Data records

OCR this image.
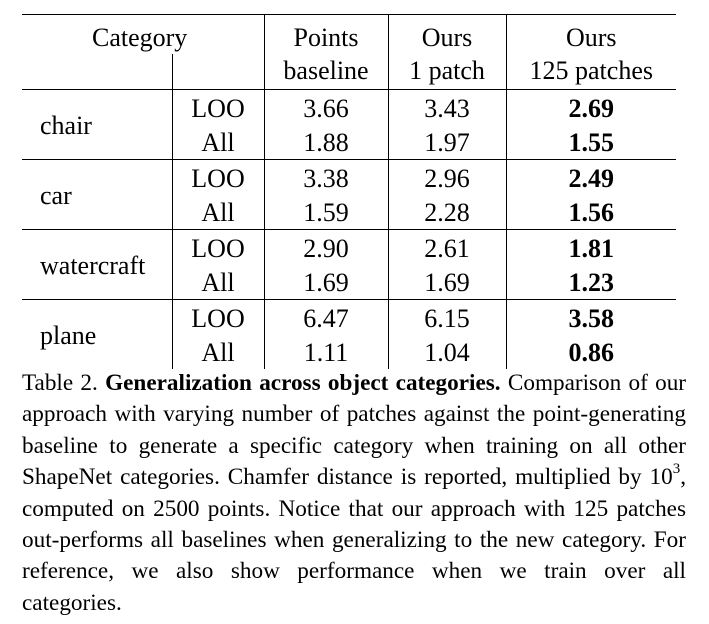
Category		Points	Ours	Ours
		baseline	1 patch	125 patches
chair	LOO	3.66	3.43	2.69
	All	1.88	1.97	1.55
car	LOO	3.38	2.96	2.49
	All	1.59	2.28	1.56
watercraft	LOO	2.90	2.61	1.81
	All	1.69	1.69	1.23
plane	LOO	6.47	6.15	3.58
	All	1.11	1.04	0.86
Table 2. Generalization across object categories. Comparison of our approach with varying number of patches against the point-generating baseline to generate a specific category when training on all other ShapeNet categories. Chamfer distance is reported, multiplied by $10^3$, computed on 2500 points. Notice that our approach with 125 patches out-performs all baselines when generalizing to the new category. For reference, we also show performance when we train over all categories.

§ **Directions for this task**:
Write out the entries above word for word. Do not include the pictures.

§ **Complete answer**:
OCR this image.
Category		Points	Ours	Ours
		baseline	1 patch	125 patches
chair	LOO	3.66	3.43	2.69
	All	1.88	1.97	1.55
car	LOO	3.38	2.96	2.49
	All	1.59	2.28	1.56
watercraft	LOO	2.90	2.61	1.81
	All	1.69	1.69	1.23
plane	LOO	6.47	6.15	3.58
	All	1.11	1.04	0.86
Table 2. Generalization across object categories. Comparison of our approach with varying number of patches against the point-generating baseline to generate a specific category when training on all other ShapeNet categories. Chamfer distance is reported, multiplied by $10^3$, computed on 2500 points. Notice that our approach with 125 patches out-performs all baselines when generalizing to the new category. For reference, we also show performance when we train over all categories.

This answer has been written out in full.